**DIRECTION**
Reproduce the following lines of the items verbatim, from the start of the items up to and including the line containing "svg-text:PUBLICO: PUBLICO — [722, 891, 838, 916]".

**EXERCISE INPUTS**
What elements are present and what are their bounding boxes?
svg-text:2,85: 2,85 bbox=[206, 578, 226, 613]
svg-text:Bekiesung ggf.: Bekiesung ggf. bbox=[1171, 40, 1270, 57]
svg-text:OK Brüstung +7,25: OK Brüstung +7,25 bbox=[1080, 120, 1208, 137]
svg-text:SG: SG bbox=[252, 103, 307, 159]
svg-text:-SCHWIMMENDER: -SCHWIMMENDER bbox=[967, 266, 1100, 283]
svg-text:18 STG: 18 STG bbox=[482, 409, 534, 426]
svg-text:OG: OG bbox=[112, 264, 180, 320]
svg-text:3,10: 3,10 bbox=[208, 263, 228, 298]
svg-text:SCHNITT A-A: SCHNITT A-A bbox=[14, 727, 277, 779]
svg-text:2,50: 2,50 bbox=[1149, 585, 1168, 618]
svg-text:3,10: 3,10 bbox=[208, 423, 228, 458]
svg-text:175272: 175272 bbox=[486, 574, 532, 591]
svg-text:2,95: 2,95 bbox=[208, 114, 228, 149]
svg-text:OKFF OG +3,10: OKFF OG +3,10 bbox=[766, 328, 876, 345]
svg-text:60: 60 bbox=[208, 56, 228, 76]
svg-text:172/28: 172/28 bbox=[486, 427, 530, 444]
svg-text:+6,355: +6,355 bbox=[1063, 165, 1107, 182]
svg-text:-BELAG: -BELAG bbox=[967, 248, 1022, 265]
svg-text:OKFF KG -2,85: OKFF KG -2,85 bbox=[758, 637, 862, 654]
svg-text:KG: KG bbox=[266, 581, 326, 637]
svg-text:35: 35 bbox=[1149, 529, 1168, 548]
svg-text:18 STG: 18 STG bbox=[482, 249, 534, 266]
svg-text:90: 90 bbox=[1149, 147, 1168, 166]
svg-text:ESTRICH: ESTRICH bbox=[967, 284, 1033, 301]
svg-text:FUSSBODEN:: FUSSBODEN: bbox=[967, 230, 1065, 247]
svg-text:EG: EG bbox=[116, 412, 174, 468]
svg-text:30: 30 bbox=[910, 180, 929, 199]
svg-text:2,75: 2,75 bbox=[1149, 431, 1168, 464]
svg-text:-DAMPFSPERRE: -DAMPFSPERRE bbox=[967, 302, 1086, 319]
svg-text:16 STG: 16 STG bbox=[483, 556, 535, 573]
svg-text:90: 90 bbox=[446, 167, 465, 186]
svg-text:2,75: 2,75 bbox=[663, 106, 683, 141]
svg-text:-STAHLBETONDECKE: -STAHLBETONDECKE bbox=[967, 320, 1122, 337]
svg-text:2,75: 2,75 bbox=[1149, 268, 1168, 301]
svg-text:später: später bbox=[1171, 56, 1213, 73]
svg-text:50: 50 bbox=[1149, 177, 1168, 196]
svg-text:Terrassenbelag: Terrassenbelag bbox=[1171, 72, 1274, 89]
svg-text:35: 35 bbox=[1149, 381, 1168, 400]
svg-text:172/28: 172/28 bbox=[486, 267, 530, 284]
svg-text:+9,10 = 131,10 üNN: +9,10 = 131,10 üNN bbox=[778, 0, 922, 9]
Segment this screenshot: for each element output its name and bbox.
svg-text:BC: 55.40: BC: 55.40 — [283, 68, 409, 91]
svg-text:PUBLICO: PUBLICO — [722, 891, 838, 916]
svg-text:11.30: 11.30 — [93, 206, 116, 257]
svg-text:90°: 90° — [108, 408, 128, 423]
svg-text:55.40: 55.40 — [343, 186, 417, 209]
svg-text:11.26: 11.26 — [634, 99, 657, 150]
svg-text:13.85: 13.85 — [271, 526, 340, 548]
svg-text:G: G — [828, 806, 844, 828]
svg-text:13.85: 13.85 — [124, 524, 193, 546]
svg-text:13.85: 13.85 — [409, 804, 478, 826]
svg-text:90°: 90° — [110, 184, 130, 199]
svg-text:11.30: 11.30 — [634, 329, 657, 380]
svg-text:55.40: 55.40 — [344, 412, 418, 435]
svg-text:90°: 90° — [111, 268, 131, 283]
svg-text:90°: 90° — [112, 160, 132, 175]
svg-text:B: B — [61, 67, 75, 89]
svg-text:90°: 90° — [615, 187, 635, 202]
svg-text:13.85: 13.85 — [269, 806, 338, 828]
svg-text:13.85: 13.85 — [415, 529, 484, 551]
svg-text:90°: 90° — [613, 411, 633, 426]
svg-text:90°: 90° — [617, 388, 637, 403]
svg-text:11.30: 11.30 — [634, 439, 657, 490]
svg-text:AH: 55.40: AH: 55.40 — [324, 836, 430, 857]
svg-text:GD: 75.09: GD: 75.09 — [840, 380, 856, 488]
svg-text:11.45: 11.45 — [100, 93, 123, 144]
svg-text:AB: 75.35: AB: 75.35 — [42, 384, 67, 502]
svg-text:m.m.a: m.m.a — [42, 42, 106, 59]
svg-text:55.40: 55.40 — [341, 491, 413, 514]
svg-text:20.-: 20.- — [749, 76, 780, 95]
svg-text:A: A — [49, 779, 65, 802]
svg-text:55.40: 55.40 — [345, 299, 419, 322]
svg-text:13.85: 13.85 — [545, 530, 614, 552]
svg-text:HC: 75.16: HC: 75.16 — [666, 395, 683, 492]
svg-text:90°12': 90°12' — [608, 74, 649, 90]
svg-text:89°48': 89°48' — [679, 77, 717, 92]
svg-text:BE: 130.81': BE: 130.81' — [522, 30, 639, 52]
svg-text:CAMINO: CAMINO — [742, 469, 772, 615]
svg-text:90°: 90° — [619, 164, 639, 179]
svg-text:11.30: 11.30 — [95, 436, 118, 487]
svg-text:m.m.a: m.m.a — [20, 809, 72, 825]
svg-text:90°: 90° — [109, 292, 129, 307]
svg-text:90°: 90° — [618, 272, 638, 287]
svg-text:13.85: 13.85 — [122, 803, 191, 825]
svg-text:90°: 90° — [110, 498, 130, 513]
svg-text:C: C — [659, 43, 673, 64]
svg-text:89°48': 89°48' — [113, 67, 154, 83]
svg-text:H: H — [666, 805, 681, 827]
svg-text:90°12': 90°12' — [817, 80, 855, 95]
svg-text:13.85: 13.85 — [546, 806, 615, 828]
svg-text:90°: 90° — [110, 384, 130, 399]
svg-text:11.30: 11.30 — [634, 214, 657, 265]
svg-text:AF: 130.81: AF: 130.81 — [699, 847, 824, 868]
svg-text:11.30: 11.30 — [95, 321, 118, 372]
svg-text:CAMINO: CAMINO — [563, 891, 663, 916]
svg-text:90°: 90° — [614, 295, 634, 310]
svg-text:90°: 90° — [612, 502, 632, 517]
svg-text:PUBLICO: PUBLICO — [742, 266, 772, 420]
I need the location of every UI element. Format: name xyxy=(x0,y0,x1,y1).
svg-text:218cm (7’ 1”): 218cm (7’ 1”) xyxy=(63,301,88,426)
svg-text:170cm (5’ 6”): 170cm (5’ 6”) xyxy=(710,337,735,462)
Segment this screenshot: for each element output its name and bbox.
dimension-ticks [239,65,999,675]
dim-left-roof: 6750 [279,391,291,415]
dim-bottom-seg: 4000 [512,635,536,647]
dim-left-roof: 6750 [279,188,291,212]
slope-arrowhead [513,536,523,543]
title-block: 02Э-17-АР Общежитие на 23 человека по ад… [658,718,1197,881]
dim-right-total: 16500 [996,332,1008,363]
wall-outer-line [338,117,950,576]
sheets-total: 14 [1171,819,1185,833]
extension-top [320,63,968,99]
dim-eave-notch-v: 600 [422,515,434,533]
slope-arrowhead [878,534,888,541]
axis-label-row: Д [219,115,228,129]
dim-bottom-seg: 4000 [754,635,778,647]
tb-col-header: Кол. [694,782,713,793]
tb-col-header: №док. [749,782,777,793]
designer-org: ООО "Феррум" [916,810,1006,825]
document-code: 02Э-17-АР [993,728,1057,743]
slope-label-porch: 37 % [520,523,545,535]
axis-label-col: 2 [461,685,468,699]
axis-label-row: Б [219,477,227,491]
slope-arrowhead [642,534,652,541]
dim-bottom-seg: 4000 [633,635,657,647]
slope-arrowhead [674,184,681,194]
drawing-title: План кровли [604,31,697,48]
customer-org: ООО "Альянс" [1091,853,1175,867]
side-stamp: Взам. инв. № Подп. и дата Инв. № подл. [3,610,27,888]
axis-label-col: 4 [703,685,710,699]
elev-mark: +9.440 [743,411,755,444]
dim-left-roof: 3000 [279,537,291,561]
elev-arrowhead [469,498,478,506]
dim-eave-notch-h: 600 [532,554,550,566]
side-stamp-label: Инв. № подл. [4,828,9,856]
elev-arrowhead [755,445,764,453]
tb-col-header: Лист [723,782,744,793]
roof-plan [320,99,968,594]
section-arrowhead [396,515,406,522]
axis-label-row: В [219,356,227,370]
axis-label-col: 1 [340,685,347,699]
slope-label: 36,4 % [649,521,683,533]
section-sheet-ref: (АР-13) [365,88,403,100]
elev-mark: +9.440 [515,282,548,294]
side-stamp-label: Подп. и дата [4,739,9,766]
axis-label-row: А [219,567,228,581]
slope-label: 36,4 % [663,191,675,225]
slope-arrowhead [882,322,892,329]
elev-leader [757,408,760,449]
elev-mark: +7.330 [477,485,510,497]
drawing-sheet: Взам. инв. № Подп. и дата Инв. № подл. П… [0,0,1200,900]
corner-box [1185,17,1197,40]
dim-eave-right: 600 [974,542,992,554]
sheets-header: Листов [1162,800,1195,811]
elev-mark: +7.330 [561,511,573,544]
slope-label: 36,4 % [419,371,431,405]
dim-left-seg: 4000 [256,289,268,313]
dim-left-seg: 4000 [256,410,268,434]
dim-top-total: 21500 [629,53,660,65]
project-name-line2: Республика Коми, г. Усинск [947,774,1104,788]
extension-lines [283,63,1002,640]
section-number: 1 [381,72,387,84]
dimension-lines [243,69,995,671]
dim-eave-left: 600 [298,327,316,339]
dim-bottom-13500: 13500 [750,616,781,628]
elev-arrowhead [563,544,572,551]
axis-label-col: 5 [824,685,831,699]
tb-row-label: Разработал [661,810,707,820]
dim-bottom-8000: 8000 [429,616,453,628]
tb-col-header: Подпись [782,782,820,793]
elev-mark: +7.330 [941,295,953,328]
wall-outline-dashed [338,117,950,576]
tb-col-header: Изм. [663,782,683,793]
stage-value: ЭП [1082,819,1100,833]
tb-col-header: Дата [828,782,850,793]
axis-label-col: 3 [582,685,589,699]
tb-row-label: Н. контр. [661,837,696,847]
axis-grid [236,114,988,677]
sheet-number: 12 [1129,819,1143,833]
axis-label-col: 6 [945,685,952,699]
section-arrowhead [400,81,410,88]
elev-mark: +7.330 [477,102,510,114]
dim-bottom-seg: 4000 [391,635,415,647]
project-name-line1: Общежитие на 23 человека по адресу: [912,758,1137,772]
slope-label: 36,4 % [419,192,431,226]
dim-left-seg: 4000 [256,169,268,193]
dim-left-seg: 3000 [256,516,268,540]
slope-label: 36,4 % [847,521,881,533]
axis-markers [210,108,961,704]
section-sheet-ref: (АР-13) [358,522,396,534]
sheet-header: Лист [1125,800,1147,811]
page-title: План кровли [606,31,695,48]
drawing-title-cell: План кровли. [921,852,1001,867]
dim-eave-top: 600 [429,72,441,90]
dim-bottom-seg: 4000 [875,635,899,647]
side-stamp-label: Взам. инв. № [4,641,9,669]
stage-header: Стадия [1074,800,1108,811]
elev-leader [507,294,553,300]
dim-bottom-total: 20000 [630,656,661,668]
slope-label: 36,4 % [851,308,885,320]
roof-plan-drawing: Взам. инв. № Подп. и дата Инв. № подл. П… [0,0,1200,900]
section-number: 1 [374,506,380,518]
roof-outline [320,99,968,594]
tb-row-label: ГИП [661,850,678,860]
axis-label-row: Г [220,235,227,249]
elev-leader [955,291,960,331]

**EXPECTED ANSWER**
What elements are present and what are their bounding boxes?
svg-text:2,85: 2,85 bbox=[206, 578, 226, 613]
svg-text:Bekiesung ggf.: Bekiesung ggf. bbox=[1171, 40, 1270, 57]
svg-text:OK Brüstung +7,25: OK Brüstung +7,25 bbox=[1080, 120, 1208, 137]
svg-text:SG: SG bbox=[252, 103, 307, 159]
svg-text:-SCHWIMMENDER: -SCHWIMMENDER bbox=[967, 266, 1100, 283]
svg-text:18 STG: 18 STG bbox=[482, 409, 534, 426]
svg-text:OG: OG bbox=[112, 264, 180, 320]
svg-text:3,10: 3,10 bbox=[208, 263, 228, 298]
svg-text:SCHNITT A-A: SCHNITT A-A bbox=[14, 727, 277, 779]
svg-text:2,50: 2,50 bbox=[1149, 585, 1168, 618]
svg-text:3,10: 3,10 bbox=[208, 423, 228, 458]
svg-text:175272: 175272 bbox=[486, 574, 532, 591]
svg-text:2,95: 2,95 bbox=[208, 114, 228, 149]
svg-text:OKFF OG +3,10: OKFF OG +3,10 bbox=[766, 328, 876, 345]
svg-text:60: 60 bbox=[208, 56, 228, 76]
svg-text:172/28: 172/28 bbox=[486, 427, 530, 444]
svg-text:+6,355: +6,355 bbox=[1063, 165, 1107, 182]
svg-text:-BELAG: -BELAG bbox=[967, 248, 1022, 265]
svg-text:OKFF KG -2,85: OKFF KG -2,85 bbox=[758, 637, 862, 654]
svg-text:KG: KG bbox=[266, 581, 326, 637]
svg-text:35: 35 bbox=[1149, 529, 1168, 548]
svg-text:18 STG: 18 STG bbox=[482, 249, 534, 266]
svg-text:90: 90 bbox=[1149, 147, 1168, 166]
svg-text:ESTRICH: ESTRICH bbox=[967, 284, 1033, 301]
svg-text:FUSSBODEN:: FUSSBODEN: bbox=[967, 230, 1065, 247]
svg-text:EG: EG bbox=[116, 412, 174, 468]
svg-text:30: 30 bbox=[910, 180, 929, 199]
svg-text:2,75: 2,75 bbox=[1149, 431, 1168, 464]
svg-text:-DAMPFSPERRE: -DAMPFSPERRE bbox=[967, 302, 1086, 319]
svg-text:16 STG: 16 STG bbox=[483, 556, 535, 573]
svg-text:90: 90 bbox=[446, 167, 465, 186]
svg-text:2,75: 2,75 bbox=[663, 106, 683, 141]
svg-text:-STAHLBETONDECKE: -STAHLBETONDECKE bbox=[967, 320, 1122, 337]
svg-text:2,75: 2,75 bbox=[1149, 268, 1168, 301]
svg-text:später: später bbox=[1171, 56, 1213, 73]
svg-text:50: 50 bbox=[1149, 177, 1168, 196]
svg-text:Terrassenbelag: Terrassenbelag bbox=[1171, 72, 1274, 89]
svg-text:35: 35 bbox=[1149, 381, 1168, 400]
svg-text:172/28: 172/28 bbox=[486, 267, 530, 284]
svg-text:+9,10 = 131,10 üNN: +9,10 = 131,10 üNN bbox=[778, 0, 922, 9]
Segment this screenshot: for each element output its name and bbox.
svg-text:BC: 55.40: BC: 55.40 — [283, 68, 409, 91]
svg-text:PUBLICO: PUBLICO — [722, 891, 838, 916]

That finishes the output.